Problem description » Would you repeat the listing exactly but omit every picture?

┌──

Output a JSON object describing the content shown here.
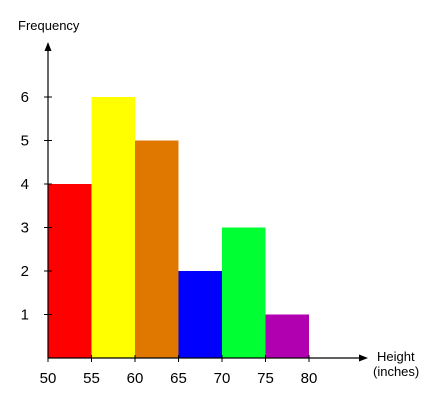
{
  "chart_data": {
    "type": "bar",
    "title": "",
    "ylabel": "Frequency",
    "xlabel_lines": [
      "Height",
      "(inches)"
    ],
    "bins": [
      {
        "from": 50,
        "to": 55,
        "value": 4,
        "color": "#ff0000"
      },
      {
        "from": 55,
        "to": 60,
        "value": 6,
        "color": "#ffff00"
      },
      {
        "from": 60,
        "to": 65,
        "value": 5,
        "color": "#e07800"
      },
      {
        "from": 65,
        "to": 70,
        "value": 2,
        "color": "#0000ff"
      },
      {
        "from": 70,
        "to": 75,
        "value": 3,
        "color": "#00ff33"
      },
      {
        "from": 75,
        "to": 80,
        "value": 1,
        "color": "#b000b0"
      }
    ],
    "x_ticks": [
      50,
      55,
      60,
      65,
      70,
      75,
      80
    ],
    "y_ticks": [
      1,
      2,
      3,
      4,
      5,
      6
    ],
    "xlim": [
      50,
      85
    ],
    "ylim": [
      0,
      7.2
    ],
    "grid": false,
    "legend": "none"
  }
}
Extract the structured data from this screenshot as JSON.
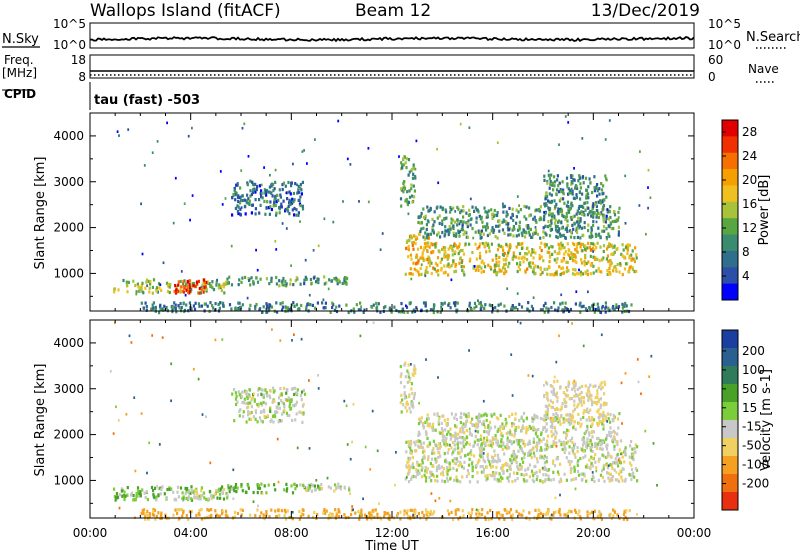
{
  "header": {
    "station": "Wallops Island (fitACF)",
    "beam": "Beam 12",
    "date": "13/Dec/2019"
  },
  "strips": {
    "nsky": {
      "label": "N.Sky",
      "tick_top": "10^5",
      "tick_bottom": "10^0",
      "right_label": "N.Search",
      "right_tick_top": "10^5",
      "right_tick_bottom": "10^0",
      "noise_level": 0.6
    },
    "freq": {
      "label_line1": "Freq.",
      "label_line2": "[MHz]",
      "tick_top": "18",
      "tick_bottom": "8",
      "right_label": "Nave",
      "right_tick_top": "60",
      "right_tick_bottom": "0"
    },
    "cpid": {
      "label": "CPID",
      "value": "tau (fast) -503"
    }
  },
  "colors": {
    "power_scale": [
      "#0000ff",
      "#2b4ea8",
      "#2f6f8c",
      "#3a8c6e",
      "#58a642",
      "#a8c23a",
      "#f0c020",
      "#f5a000",
      "#f57000",
      "#f03000",
      "#e00000"
    ],
    "velocity_scale": [
      "#1a3fa0",
      "#2a6090",
      "#2f7b5a",
      "#4aa12a",
      "#7ccd3a",
      "#c8c8c8",
      "#f0d060",
      "#f5a020",
      "#f07010",
      "#e83010",
      "#e00000"
    ]
  },
  "chart_data": [
    {
      "type": "heatmap",
      "title": "",
      "xlabel": "Time UT",
      "ylabel": "Slant Range [km]",
      "x_ticks": [
        "00:00",
        "04:00",
        "08:00",
        "12:00",
        "16:00",
        "20:00",
        "00:00"
      ],
      "x_range_hours": [
        0,
        24
      ],
      "y_ticks": [
        "1000",
        "2000",
        "3000",
        "4000"
      ],
      "y_range_km": [
        180,
        4500
      ],
      "colorbar": {
        "label": "Power [dB]",
        "ticks": [
          "4",
          "8",
          "12",
          "16",
          "20",
          "24",
          "28"
        ],
        "range": [
          0,
          30
        ]
      },
      "regions": [
        {
          "t0": 0.9,
          "t1": 5.4,
          "r0": 600,
          "r1": 900,
          "value": 14
        },
        {
          "t0": 3.3,
          "t1": 4.6,
          "r0": 600,
          "r1": 900,
          "value": 27
        },
        {
          "t0": 5.4,
          "t1": 8.2,
          "r0": 760,
          "r1": 960,
          "value": 11
        },
        {
          "t0": 8.3,
          "t1": 10.3,
          "r0": 800,
          "r1": 960,
          "value": 9
        },
        {
          "t0": 5.6,
          "t1": 8.5,
          "r0": 2300,
          "r1": 3050,
          "value": 7
        },
        {
          "t0": 12.5,
          "t1": 13.6,
          "r0": 1000,
          "r1": 1900,
          "value": 19
        },
        {
          "t0": 13.3,
          "t1": 21.7,
          "r0": 1000,
          "r1": 1700,
          "value": 17
        },
        {
          "t0": 13.0,
          "t1": 21.0,
          "r0": 1800,
          "r1": 2500,
          "value": 10
        },
        {
          "t0": 12.3,
          "t1": 12.9,
          "r0": 2500,
          "r1": 3600,
          "value": 12
        },
        {
          "t0": 18.0,
          "t1": 20.5,
          "r0": 2300,
          "r1": 3200,
          "value": 9
        },
        {
          "t0": 2.0,
          "t1": 21.5,
          "r0": 180,
          "r1": 400,
          "value": 8
        }
      ]
    },
    {
      "type": "heatmap",
      "title": "",
      "xlabel": "Time UT",
      "ylabel": "Slant Range [km]",
      "x_ticks": [
        "00:00",
        "04:00",
        "08:00",
        "12:00",
        "16:00",
        "20:00",
        "00:00"
      ],
      "x_range_hours": [
        0,
        24
      ],
      "y_ticks": [
        "1000",
        "2000",
        "3000",
        "4000"
      ],
      "y_range_km": [
        180,
        4500
      ],
      "colorbar": {
        "label": "Velocity [m s-1]",
        "ticks": [
          "200",
          "100",
          "50",
          "15",
          "-15",
          "-50",
          "-100",
          "-200"
        ],
        "range": [
          -250,
          250
        ]
      },
      "regions": [
        {
          "t0": 0.9,
          "t1": 5.4,
          "r0": 600,
          "r1": 900,
          "value": 30
        },
        {
          "t0": 3.3,
          "t1": 5.5,
          "r0": 600,
          "r1": 850,
          "value": 0
        },
        {
          "t0": 5.4,
          "t1": 8.2,
          "r0": 760,
          "r1": 960,
          "value": 40
        },
        {
          "t0": 8.3,
          "t1": 10.3,
          "r0": 800,
          "r1": 960,
          "value": 10
        },
        {
          "t0": 5.6,
          "t1": 8.5,
          "r0": 2300,
          "r1": 3050,
          "value": 5
        },
        {
          "t0": 12.5,
          "t1": 21.7,
          "r0": 1000,
          "r1": 1900,
          "value": 0
        },
        {
          "t0": 13.0,
          "t1": 21.0,
          "r0": 1800,
          "r1": 2500,
          "value": 0
        },
        {
          "t0": 12.3,
          "t1": 12.9,
          "r0": 2500,
          "r1": 3600,
          "value": 0
        },
        {
          "t0": 18.0,
          "t1": 20.5,
          "r0": 2300,
          "r1": 3200,
          "value": -20
        },
        {
          "t0": 2.0,
          "t1": 21.5,
          "r0": 180,
          "r1": 400,
          "value": -60
        }
      ]
    }
  ]
}
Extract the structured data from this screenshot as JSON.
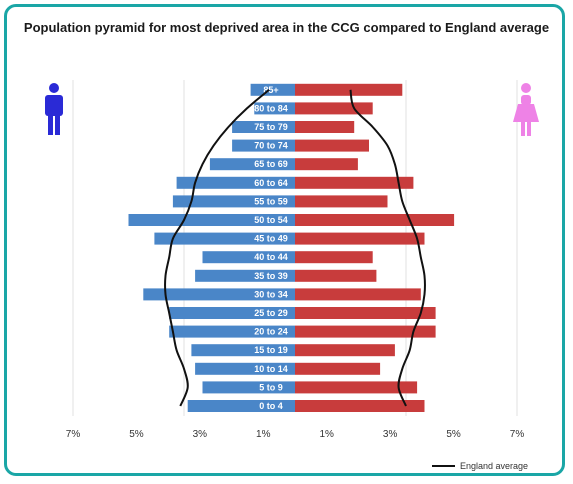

└──

Response to this task »
Output a JSON object describing the content shown here.
{
  "chart_data": {
    "type": "bar",
    "title": "",
    "ylabel": "Frequency",
    "xlabel_lines": [
      "Height",
      "(inches)"
    ],
    "bins": [
      {
        "from": 50,
        "to": 55,
        "value": 4,
        "color": "#ff0000"
      },
      {
        "from": 55,
        "to": 60,
        "value": 6,
        "color": "#ffff00"
      },
      {
        "from": 60,
        "to": 65,
        "value": 5,
        "color": "#e07800"
      },
      {
        "from": 65,
        "to": 70,
        "value": 2,
        "color": "#0000ff"
      },
      {
        "from": 70,
        "to": 75,
        "value": 3,
        "color": "#00ff33"
      },
      {
        "from": 75,
        "to": 80,
        "value": 1,
        "color": "#b000b0"
      }
    ],
    "x_ticks": [
      50,
      55,
      60,
      65,
      70,
      75,
      80
    ],
    "y_ticks": [
      1,
      2,
      3,
      4,
      5,
      6
    ],
    "xlim": [
      50,
      85
    ],
    "ylim": [
      0,
      7.2
    ],
    "grid": false,
    "legend": "none"
  }
}
Extract the structured data from this screenshot as JSON.
{
  "header": {
    "station": "Wallops Island (fitACF)",
    "beam": "Beam 12",
    "date": "13/Dec/2019"
  },
  "strips": {
    "nsky": {
      "label": "N.Sky",
      "tick_top": "10^5",
      "tick_bottom": "10^0",
      "right_label": "N.Search",
      "right_tick_top": "10^5",
      "right_tick_bottom": "10^0",
      "noise_level": 0.6
    },
    "freq": {
      "label_line1": "Freq.",
      "label_line2": "[MHz]",
      "tick_top": "18",
      "tick_bottom": "8",
      "right_label": "Nave",
      "right_tick_top": "60",
      "right_tick_bottom": "0"
    },
    "cpid": {
      "label": "CPID",
      "value": "tau (fast) -503"
    }
  },
  "colors": {
    "power_scale": [
      "#0000ff",
      "#2b4ea8",
      "#2f6f8c",
      "#3a8c6e",
      "#58a642",
      "#a8c23a",
      "#f0c020",
      "#f5a000",
      "#f57000",
      "#f03000",
      "#e00000"
    ],
    "velocity_scale": [
      "#1a3fa0",
      "#2a6090",
      "#2f7b5a",
      "#4aa12a",
      "#7ccd3a",
      "#c8c8c8",
      "#f0d060",
      "#f5a020",
      "#f07010",
      "#e83010",
      "#e00000"
    ]
  },
  "chart_data": [
    {
      "type": "heatmap",
      "title": "",
      "xlabel": "Time UT",
      "ylabel": "Slant Range [km]",
      "x_ticks": [
        "00:00",
        "04:00",
        "08:00",
        "12:00",
        "16:00",
        "20:00",
        "00:00"
      ],
      "x_range_hours": [
        0,
        24
      ],
      "y_ticks": [
        "1000",
        "2000",
        "3000",
        "4000"
      ],
      "y_range_km": [
        180,
        4500
      ],
      "colorbar": {
        "label": "Power [dB]",
        "ticks": [
          "4",
          "8",
          "12",
          "16",
          "20",
          "24",
          "28"
        ],
        "range": [
          0,
          30
        ]
      },
      "regions": [
        {
          "t0": 0.9,
          "t1": 5.4,
          "r0": 600,
          "r1": 900,
          "value": 14
        },
        {
          "t0": 3.3,
          "t1": 4.6,
          "r0": 600,
          "r1": 900,
          "value": 27
        },
        {
          "t0": 5.4,
          "t1": 8.2,
          "r0": 760,
          "r1": 960,
          "value": 11
        },
        {
          "t0": 8.3,
          "t1": 10.3,
          "r0": 800,
          "r1": 960,
          "value": 9
        },
        {
          "t0": 5.6,
          "t1": 8.5,
          "r0": 2300,
          "r1": 3050,
          "value": 7
        },
        {
          "t0": 12.5,
          "t1": 13.6,
          "r0": 1000,
          "r1": 1900,
          "value": 19
        },
        {
          "t0": 13.3,
          "t1": 21.7,
          "r0": 1000,
          "r1": 1700,
          "value": 17
        },
        {
          "t0": 13.0,
          "t1": 21.0,
          "r0": 1800,
          "r1": 2500,
          "value": 10
        },
        {
          "t0": 12.3,
          "t1": 12.9,
          "r0": 2500,
          "r1": 3600,
          "value": 12
        },
        {
          "t0": 18.0,
          "t1": 20.5,
          "r0": 2300,
          "r1": 3200,
          "value": 9
        },
        {
          "t0": 2.0,
          "t1": 21.5,
          "r0": 180,
          "r1": 400,
          "value": 8
        }
      ]
    },
    {
      "type": "heatmap",
      "title": "",
      "xlabel": "Time UT",
      "ylabel": "Slant Range [km]",
      "x_ticks": [
        "00:00",
        "04:00",
        "08:00",
        "12:00",
        "16:00",
        "20:00",
        "00:00"
      ],
      "x_range_hours": [
        0,
        24
      ],
      "y_ticks": [
        "1000",
        "2000",
        "3000",
        "4000"
      ],
      "y_range_km": [
        180,
        4500
      ],
      "colorbar": {
        "label": "Velocity [m s-1]",
        "ticks": [
          "200",
          "100",
          "50",
          "15",
          "-15",
          "-50",
          "-100",
          "-200"
        ],
        "range": [
          -250,
          250
        ]
      },
      "regions": [
        {
          "t0": 0.9,
          "t1": 5.4,
          "r0": 600,
          "r1": 900,
          "value": 30
        },
        {
          "t0": 3.3,
          "t1": 5.5,
          "r0": 600,
          "r1": 850,
          "value": 0
        },
        {
          "t0": 5.4,
          "t1": 8.2,
          "r0": 760,
          "r1": 960,
          "value": 40
        },
        {
          "t0": 8.3,
          "t1": 10.3,
          "r0": 800,
          "r1": 960,
          "value": 10
        },
        {
          "t0": 5.6,
          "t1": 8.5,
          "r0": 2300,
          "r1": 3050,
          "value": 5
        },
        {
          "t0": 12.5,
          "t1": 21.7,
          "r0": 1000,
          "r1": 1900,
          "value": 0
        },
        {
          "t0": 13.0,
          "t1": 21.0,
          "r0": 1800,
          "r1": 2500,
          "value": 0
        },
        {
          "t0": 12.3,
          "t1": 12.9,
          "r0": 2500,
          "r1": 3600,
          "value": 0
        },
        {
          "t0": 18.0,
          "t1": 20.5,
          "r0": 2300,
          "r1": 3200,
          "value": -20
        },
        {
          "t0": 2.0,
          "t1": 21.5,
          "r0": 180,
          "r1": 400,
          "value": -60
        }
      ]
    }
  ]
}
Extract the structured data from this screenshot as JSON.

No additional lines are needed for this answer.